____ EXERCISE MATERIAL

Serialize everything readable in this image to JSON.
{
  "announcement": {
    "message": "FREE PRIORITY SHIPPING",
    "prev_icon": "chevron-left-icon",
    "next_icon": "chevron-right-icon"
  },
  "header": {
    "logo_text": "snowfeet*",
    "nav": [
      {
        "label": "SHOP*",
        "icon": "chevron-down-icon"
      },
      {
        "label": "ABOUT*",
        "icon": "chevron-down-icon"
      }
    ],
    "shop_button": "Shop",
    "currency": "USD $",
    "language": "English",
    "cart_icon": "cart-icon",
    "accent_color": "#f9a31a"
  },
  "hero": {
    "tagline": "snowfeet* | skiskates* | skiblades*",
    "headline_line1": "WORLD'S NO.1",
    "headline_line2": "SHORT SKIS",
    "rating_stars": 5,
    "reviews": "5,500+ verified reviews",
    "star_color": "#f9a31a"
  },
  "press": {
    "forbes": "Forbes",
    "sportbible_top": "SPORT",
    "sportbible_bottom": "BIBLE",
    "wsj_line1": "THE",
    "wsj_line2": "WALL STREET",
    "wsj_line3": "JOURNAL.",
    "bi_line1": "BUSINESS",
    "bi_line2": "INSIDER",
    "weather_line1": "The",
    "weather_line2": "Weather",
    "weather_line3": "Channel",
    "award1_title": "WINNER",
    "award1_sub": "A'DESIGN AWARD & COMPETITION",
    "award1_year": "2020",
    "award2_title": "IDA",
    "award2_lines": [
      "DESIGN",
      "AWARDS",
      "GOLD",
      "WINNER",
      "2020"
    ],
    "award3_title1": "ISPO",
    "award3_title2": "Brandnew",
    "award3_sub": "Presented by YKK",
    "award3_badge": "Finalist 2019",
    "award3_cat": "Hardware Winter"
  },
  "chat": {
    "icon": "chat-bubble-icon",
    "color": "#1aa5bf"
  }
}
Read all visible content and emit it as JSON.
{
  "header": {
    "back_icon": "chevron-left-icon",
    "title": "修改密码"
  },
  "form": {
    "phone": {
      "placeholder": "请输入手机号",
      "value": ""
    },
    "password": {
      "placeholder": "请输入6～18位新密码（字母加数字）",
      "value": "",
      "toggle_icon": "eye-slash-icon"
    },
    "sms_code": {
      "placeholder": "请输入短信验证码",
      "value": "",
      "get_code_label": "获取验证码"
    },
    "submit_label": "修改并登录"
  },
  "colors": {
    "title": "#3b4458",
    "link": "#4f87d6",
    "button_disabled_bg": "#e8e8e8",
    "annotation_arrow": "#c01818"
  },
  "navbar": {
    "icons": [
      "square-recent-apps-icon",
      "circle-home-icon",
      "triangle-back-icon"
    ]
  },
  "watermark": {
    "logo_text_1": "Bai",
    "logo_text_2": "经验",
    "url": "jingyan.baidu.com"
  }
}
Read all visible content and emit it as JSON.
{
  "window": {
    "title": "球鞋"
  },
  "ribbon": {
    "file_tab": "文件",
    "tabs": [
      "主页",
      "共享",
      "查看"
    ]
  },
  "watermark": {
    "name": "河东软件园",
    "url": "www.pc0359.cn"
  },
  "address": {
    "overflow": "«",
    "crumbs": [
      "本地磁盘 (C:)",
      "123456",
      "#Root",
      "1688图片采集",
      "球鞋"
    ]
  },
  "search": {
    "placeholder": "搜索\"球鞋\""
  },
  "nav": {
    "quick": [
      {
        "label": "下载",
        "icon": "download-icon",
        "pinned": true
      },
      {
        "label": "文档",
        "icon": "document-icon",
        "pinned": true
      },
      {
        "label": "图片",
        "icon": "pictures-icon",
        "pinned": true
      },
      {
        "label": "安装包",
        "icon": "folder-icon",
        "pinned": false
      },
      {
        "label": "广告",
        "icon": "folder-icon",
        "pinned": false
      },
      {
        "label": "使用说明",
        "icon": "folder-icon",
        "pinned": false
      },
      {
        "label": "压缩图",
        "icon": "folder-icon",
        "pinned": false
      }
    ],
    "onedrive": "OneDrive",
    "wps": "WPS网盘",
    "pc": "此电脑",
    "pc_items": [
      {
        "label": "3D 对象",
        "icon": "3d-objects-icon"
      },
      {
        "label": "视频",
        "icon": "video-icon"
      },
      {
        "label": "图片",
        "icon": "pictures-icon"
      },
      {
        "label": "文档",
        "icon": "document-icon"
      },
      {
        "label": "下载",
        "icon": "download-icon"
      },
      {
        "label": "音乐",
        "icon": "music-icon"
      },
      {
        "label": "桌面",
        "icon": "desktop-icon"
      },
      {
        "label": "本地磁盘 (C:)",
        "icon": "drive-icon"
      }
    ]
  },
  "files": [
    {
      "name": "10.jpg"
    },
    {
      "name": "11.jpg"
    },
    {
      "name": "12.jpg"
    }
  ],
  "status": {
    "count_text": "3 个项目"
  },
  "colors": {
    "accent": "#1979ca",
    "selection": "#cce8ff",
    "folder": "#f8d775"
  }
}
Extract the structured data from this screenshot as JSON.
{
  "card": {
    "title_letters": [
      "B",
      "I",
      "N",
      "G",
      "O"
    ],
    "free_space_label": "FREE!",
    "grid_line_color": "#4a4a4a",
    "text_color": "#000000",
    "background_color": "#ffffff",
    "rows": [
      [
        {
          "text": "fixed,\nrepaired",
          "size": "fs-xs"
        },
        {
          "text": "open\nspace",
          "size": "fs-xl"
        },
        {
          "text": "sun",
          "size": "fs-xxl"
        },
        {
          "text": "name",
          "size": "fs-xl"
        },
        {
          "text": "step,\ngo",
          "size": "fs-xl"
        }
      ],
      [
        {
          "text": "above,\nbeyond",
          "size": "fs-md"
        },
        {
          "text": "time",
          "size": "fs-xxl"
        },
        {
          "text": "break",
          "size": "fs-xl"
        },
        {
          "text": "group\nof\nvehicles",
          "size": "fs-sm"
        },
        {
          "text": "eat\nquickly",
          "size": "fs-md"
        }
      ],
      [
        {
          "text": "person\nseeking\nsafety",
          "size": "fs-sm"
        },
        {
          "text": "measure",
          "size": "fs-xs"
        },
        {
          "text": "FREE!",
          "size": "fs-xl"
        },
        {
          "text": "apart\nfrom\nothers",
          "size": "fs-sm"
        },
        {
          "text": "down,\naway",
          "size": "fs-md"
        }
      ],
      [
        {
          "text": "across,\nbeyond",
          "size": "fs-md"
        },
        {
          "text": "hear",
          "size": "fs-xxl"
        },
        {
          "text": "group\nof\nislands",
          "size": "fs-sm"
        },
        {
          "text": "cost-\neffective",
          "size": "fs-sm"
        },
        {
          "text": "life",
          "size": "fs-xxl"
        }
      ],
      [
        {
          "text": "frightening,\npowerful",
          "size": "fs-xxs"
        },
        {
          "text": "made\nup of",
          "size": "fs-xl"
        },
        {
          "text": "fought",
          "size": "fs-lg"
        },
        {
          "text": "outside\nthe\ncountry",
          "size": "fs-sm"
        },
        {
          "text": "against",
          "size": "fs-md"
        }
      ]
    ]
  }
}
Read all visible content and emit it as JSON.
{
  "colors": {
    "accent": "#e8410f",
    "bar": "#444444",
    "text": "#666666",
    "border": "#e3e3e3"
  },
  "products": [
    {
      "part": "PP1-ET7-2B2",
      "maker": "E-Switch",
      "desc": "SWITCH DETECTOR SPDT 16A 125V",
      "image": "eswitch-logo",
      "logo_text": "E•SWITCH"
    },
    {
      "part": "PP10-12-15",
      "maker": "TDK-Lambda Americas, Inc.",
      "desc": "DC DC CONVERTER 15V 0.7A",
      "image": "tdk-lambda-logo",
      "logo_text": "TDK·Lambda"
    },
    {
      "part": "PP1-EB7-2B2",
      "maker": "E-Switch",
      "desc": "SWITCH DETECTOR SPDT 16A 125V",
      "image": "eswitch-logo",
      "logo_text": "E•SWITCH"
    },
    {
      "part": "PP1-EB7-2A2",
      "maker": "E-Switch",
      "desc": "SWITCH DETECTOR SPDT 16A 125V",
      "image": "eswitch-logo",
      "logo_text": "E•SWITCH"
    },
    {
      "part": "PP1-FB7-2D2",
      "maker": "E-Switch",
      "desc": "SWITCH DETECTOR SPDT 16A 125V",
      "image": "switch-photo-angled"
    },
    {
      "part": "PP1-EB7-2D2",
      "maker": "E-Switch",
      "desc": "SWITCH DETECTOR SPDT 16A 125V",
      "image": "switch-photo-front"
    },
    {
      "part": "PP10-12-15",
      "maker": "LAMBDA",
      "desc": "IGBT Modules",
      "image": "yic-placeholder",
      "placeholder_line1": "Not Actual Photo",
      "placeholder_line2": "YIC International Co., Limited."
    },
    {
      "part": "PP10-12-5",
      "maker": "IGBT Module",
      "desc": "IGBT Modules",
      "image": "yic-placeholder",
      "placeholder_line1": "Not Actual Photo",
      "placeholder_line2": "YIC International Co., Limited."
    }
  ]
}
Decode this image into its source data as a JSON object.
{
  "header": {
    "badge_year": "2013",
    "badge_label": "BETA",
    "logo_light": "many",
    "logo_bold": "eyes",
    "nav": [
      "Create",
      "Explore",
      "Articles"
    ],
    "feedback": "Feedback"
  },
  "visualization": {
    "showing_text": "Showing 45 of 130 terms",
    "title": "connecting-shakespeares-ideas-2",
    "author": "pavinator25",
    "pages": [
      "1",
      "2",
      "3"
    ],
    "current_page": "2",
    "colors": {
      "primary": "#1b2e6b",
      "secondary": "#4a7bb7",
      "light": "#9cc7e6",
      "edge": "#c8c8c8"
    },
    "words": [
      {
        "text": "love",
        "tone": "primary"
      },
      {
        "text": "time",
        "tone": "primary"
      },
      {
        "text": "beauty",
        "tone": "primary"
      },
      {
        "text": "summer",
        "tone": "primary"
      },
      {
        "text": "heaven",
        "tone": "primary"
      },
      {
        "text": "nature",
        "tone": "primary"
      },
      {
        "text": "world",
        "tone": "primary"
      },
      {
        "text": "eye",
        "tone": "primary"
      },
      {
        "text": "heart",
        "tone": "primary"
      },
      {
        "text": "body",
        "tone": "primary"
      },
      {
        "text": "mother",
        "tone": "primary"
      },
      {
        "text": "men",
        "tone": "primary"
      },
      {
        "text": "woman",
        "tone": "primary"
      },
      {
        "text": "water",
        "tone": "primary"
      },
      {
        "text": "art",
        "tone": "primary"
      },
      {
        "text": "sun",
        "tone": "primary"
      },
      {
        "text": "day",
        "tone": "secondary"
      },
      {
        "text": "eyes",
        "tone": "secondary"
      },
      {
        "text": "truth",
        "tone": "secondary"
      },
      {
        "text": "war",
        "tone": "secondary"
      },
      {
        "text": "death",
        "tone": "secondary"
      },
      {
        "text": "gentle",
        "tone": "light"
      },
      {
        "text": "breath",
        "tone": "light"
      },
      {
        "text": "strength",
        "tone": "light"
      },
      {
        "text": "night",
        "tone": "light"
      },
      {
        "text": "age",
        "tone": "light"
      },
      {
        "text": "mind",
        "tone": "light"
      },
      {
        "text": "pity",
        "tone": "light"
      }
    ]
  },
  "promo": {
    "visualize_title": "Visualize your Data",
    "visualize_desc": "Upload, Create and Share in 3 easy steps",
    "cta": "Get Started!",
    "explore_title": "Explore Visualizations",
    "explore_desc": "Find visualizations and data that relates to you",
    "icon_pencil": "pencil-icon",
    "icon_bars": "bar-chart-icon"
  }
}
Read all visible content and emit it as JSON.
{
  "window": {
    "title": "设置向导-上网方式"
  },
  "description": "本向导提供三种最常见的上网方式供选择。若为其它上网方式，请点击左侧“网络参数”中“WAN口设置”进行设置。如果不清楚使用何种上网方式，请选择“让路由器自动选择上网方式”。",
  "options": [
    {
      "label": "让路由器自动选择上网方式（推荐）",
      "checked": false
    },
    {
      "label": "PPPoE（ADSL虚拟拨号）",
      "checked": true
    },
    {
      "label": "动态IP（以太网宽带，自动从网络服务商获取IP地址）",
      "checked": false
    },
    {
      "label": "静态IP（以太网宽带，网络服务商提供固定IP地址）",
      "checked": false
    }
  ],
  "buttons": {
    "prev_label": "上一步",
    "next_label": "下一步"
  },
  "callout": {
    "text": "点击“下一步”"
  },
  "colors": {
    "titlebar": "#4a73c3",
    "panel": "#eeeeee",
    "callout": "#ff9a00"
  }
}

________

- [DIRECTIONS]
Working from the entries above, return all lines that contain "left".

- [EXERCISE RESULT]
    "prev_icon": "chevron-left-icon",
    "back_icon": "chevron-left-icon",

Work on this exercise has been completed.